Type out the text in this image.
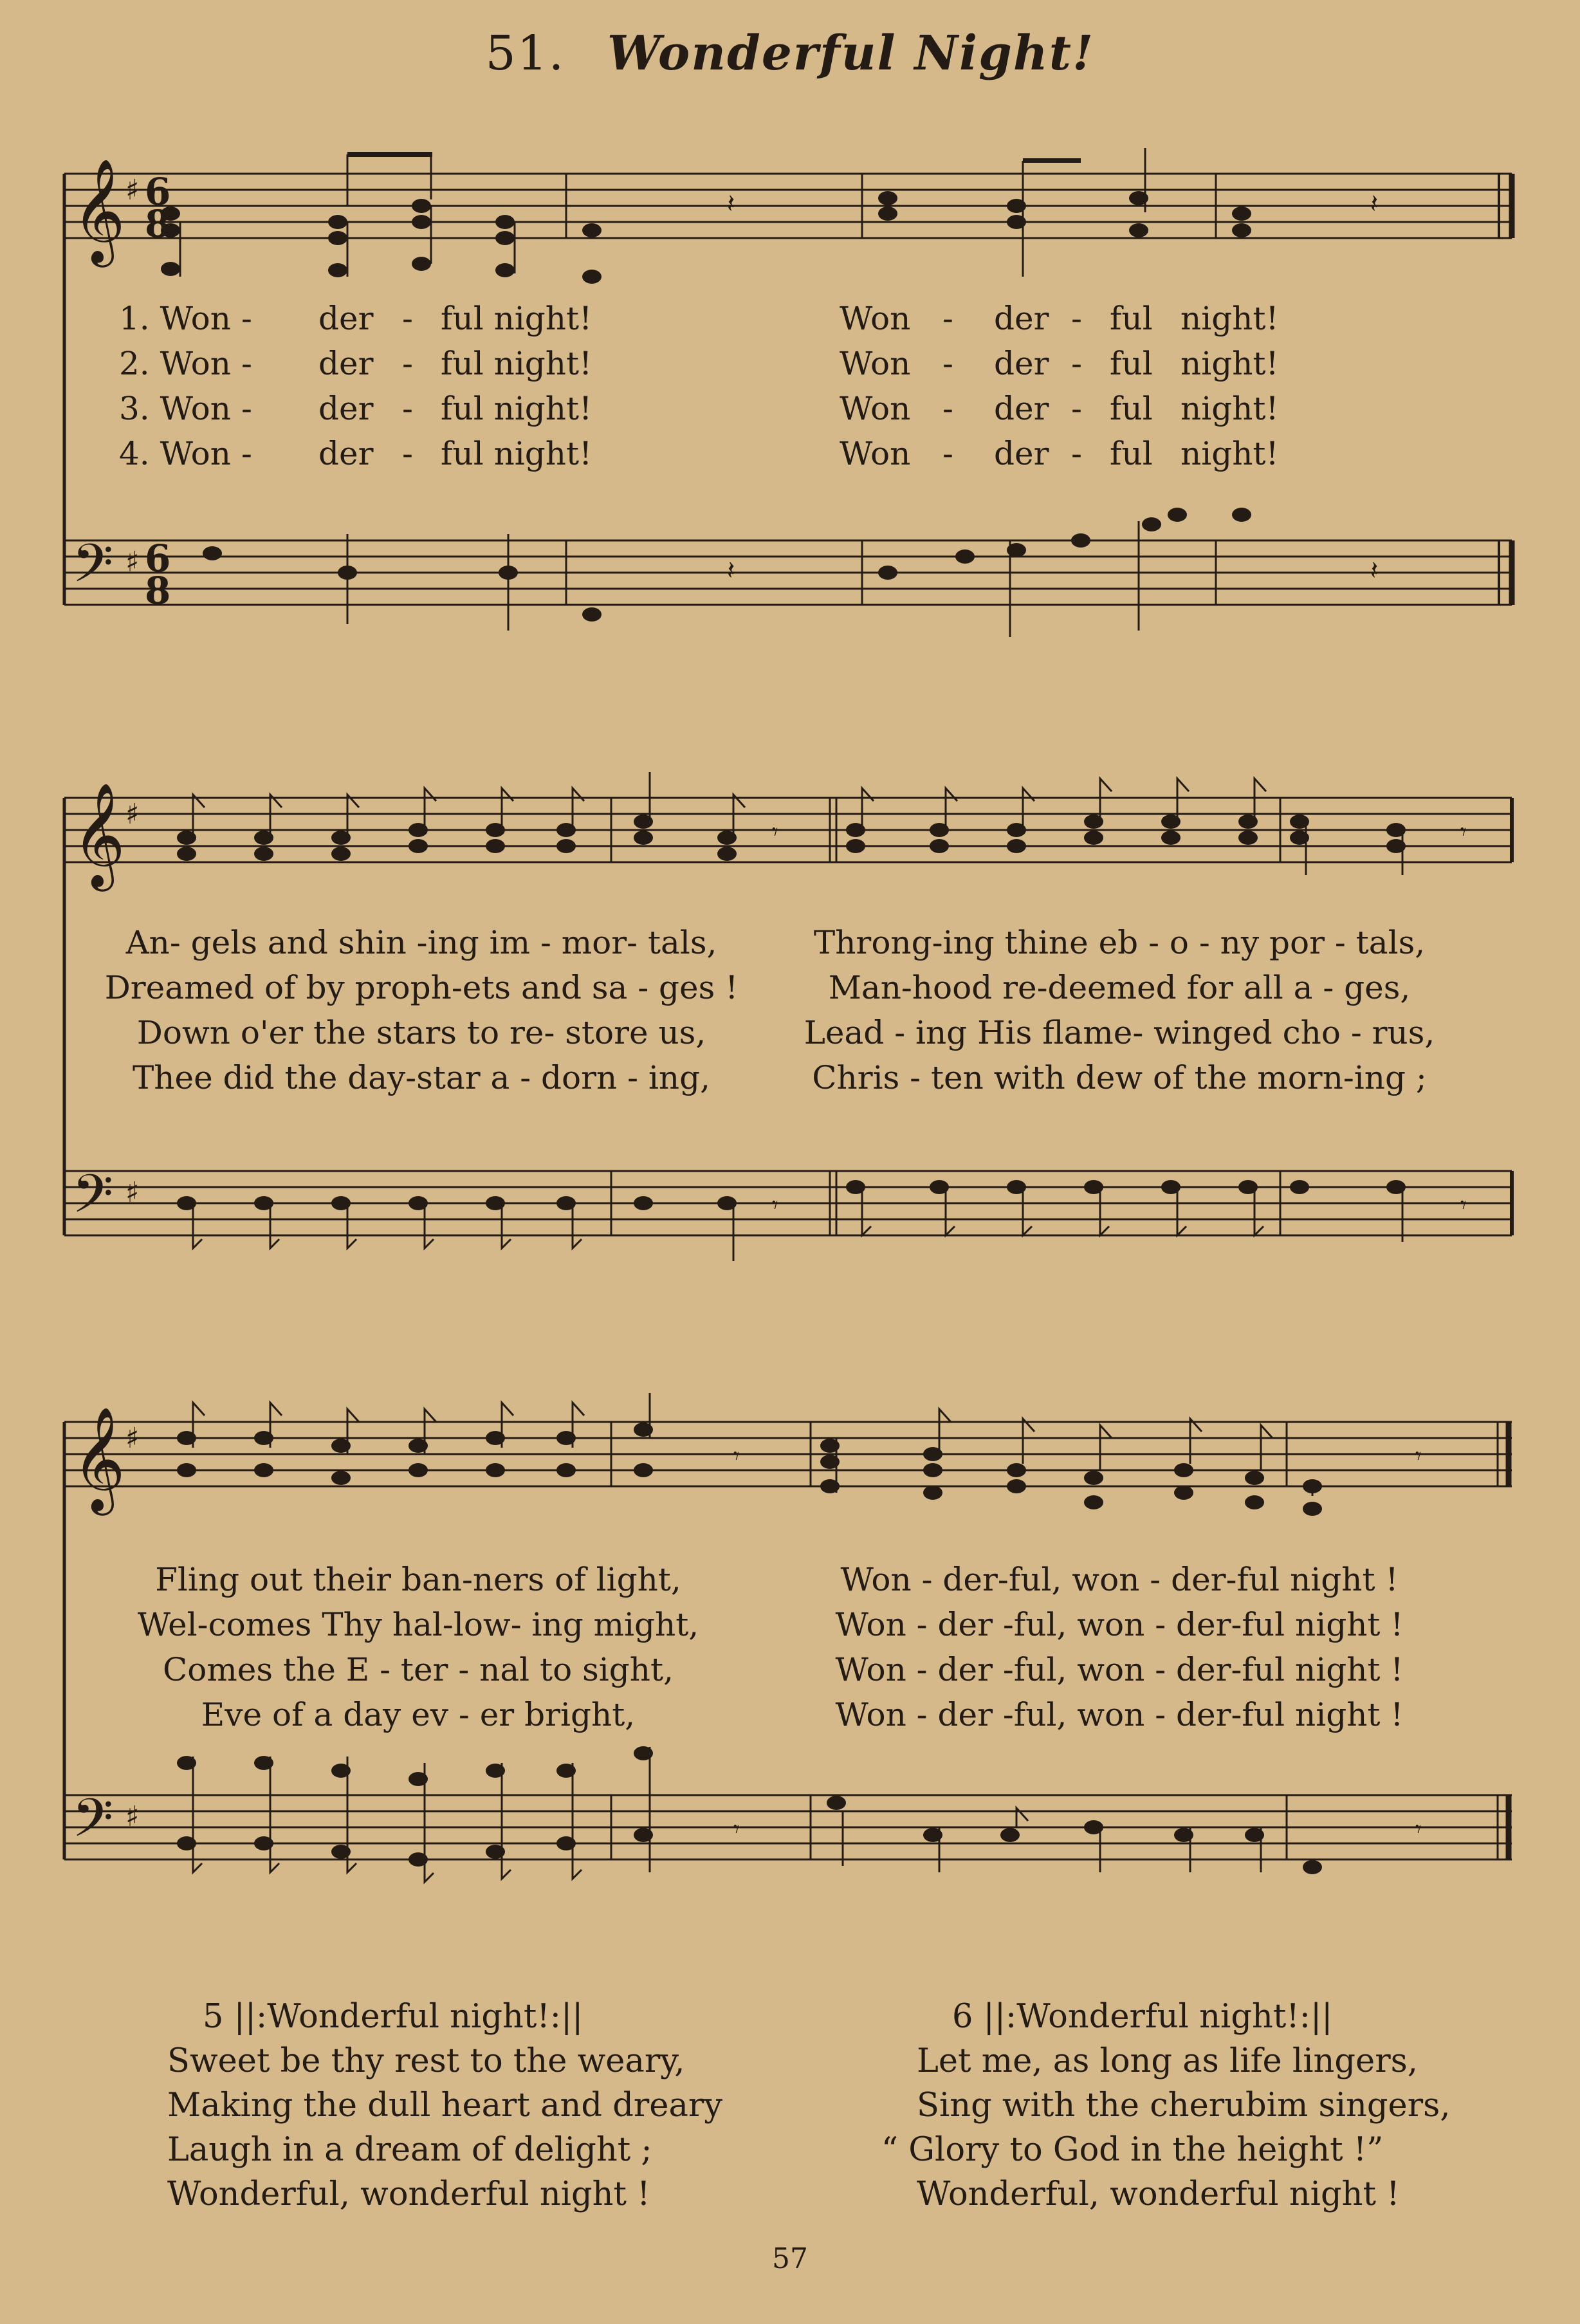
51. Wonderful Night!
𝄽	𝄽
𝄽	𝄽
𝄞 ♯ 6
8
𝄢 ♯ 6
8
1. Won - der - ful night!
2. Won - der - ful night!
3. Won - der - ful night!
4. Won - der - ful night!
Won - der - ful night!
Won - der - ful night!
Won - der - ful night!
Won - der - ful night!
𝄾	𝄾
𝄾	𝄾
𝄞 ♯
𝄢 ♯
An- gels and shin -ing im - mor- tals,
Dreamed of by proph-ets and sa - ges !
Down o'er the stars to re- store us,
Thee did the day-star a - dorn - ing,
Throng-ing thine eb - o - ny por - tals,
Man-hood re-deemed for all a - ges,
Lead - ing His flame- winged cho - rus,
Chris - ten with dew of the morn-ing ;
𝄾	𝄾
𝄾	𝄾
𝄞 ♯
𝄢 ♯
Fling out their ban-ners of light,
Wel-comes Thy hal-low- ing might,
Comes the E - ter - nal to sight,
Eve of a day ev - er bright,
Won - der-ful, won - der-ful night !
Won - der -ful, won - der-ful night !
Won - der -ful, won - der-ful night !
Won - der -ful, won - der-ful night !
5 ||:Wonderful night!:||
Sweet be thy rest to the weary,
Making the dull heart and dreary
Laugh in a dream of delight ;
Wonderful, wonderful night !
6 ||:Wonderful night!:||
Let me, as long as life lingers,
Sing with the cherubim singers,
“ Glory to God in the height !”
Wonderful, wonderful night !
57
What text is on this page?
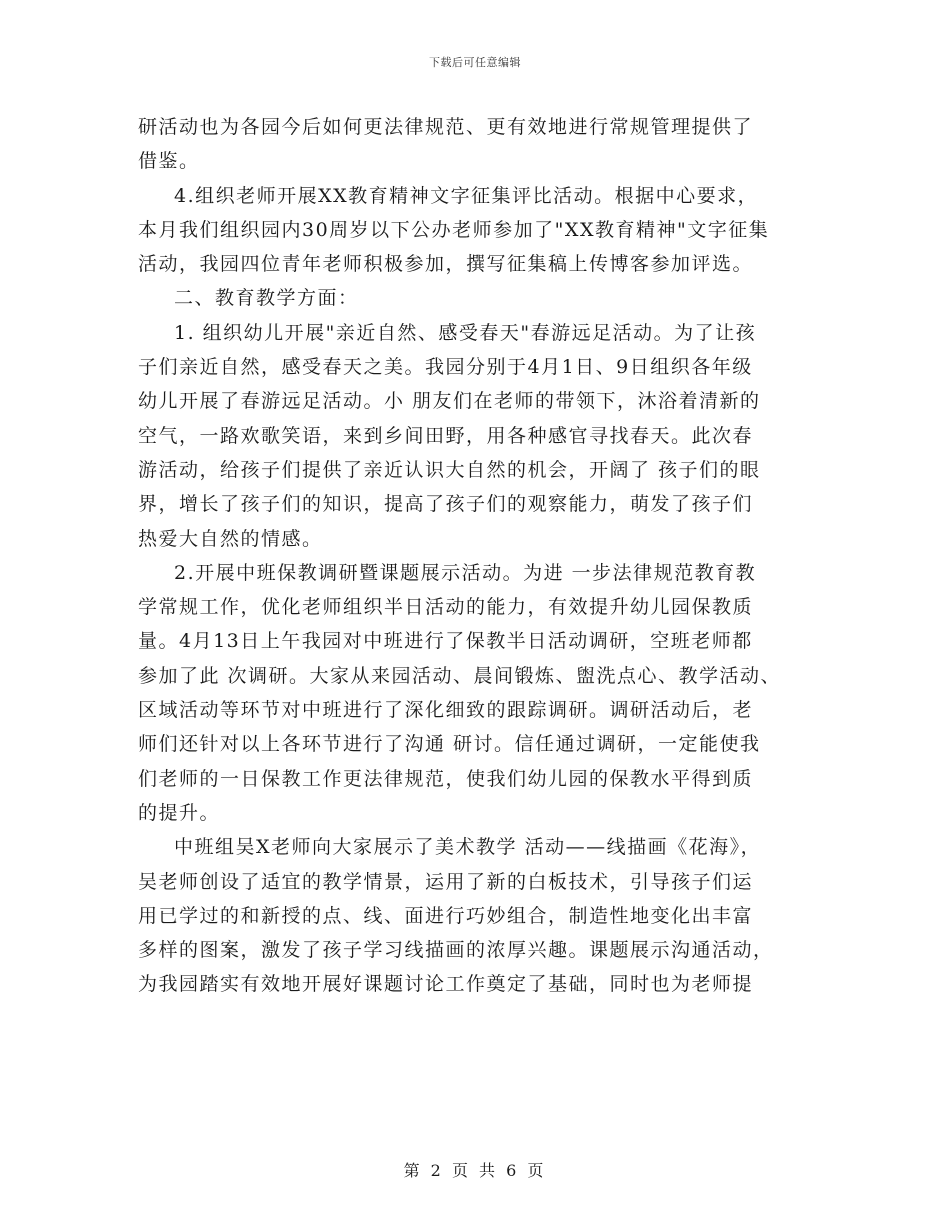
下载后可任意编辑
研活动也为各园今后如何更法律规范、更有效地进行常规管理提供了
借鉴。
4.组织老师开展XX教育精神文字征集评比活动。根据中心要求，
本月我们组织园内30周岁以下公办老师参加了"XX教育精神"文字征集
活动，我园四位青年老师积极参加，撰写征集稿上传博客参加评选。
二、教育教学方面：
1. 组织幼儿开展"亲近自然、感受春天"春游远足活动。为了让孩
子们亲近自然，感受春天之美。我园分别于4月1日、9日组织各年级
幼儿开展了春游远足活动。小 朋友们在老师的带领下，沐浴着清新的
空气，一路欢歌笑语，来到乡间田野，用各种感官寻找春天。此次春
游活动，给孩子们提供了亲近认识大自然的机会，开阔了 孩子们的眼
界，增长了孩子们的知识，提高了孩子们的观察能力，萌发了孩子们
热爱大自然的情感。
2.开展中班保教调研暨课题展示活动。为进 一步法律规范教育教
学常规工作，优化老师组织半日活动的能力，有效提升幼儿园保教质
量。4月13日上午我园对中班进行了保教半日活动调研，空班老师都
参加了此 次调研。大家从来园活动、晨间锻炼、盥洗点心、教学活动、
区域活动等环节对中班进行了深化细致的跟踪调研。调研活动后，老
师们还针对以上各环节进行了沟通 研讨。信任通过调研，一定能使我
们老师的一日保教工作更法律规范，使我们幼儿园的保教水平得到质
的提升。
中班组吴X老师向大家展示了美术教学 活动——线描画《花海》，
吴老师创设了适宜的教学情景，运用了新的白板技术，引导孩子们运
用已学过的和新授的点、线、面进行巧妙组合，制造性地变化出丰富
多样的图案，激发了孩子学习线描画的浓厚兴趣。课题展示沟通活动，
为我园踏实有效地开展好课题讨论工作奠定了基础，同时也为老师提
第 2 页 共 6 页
--------------------------------------------------
**Job:** Output the data above without changes, apart from leaving out the pictures.

**Solution:**
Type out the text in this image.
51. Wonderful Night!
𝄽	𝄽
𝄽	𝄽
𝄞 ♯ 6
8
𝄢 ♯ 6
8
1. Won - der - ful night!
2. Won - der - ful night!
3. Won - der - ful night!
4. Won - der - ful night!
Won - der - ful night!
Won - der - ful night!
Won - der - ful night!
Won - der - ful night!
𝄾	𝄾
𝄾	𝄾
𝄞 ♯
𝄢 ♯
An- gels and shin -ing im - mor- tals,
Dreamed of by proph-ets and sa - ges !
Down o'er the stars to re- store us,
Thee did the day-star a - dorn - ing,
Throng-ing thine eb - o - ny por - tals,
Man-hood re-deemed for all a - ges,
Lead - ing His flame- winged cho - rus,
Chris - ten with dew of the morn-ing ;
𝄾	𝄾
𝄾	𝄾
𝄞 ♯
𝄢 ♯
Fling out their ban-ners of light,
Wel-comes Thy hal-low- ing might,
Comes the E - ter - nal to sight,
Eve of a day ev - er bright,
Won - der-ful, won - der-ful night !
Won - der -ful, won - der-ful night !
Won - der -ful, won - der-ful night !
Won - der -ful, won - der-ful night !
5 ||:Wonderful night!:||
Sweet be thy rest to the weary,
Making the dull heart and dreary
Laugh in a dream of delight ;
Wonderful, wonderful night !
6 ||:Wonderful night!:||
Let me, as long as life lingers,
Sing with the cherubim singers,
“ Glory to God in the height !”
Wonderful, wonderful night !
57
What text is on this page?
下载后可任意编辑
研活动也为各园今后如何更法律规范、更有效地进行常规管理提供了
借鉴。
4.组织老师开展XX教育精神文字征集评比活动。根据中心要求，
本月我们组织园内30周岁以下公办老师参加了"XX教育精神"文字征集
活动，我园四位青年老师积极参加，撰写征集稿上传博客参加评选。
二、教育教学方面：
1. 组织幼儿开展"亲近自然、感受春天"春游远足活动。为了让孩
子们亲近自然，感受春天之美。我园分别于4月1日、9日组织各年级
幼儿开展了春游远足活动。小 朋友们在老师的带领下，沐浴着清新的
空气，一路欢歌笑语，来到乡间田野，用各种感官寻找春天。此次春
游活动，给孩子们提供了亲近认识大自然的机会，开阔了 孩子们的眼
界，增长了孩子们的知识，提高了孩子们的观察能力，萌发了孩子们
热爱大自然的情感。
2.开展中班保教调研暨课题展示活动。为进 一步法律规范教育教
学常规工作，优化老师组织半日活动的能力，有效提升幼儿园保教质
量。4月13日上午我园对中班进行了保教半日活动调研，空班老师都
参加了此 次调研。大家从来园活动、晨间锻炼、盥洗点心、教学活动、
区域活动等环节对中班进行了深化细致的跟踪调研。调研活动后，老
师们还针对以上各环节进行了沟通 研讨。信任通过调研，一定能使我
们老师的一日保教工作更法律规范，使我们幼儿园的保教水平得到质
的提升。
中班组吴X老师向大家展示了美术教学 活动——线描画《花海》，
吴老师创设了适宜的教学情景，运用了新的白板技术，引导孩子们运
用已学过的和新授的点、线、面进行巧妙组合，制造性地变化出丰富
多样的图案，激发了孩子学习线描画的浓厚兴趣。课题展示沟通活动，
为我园踏实有效地开展好课题讨论工作奠定了基础，同时也为老师提
第 2 页 共 6 页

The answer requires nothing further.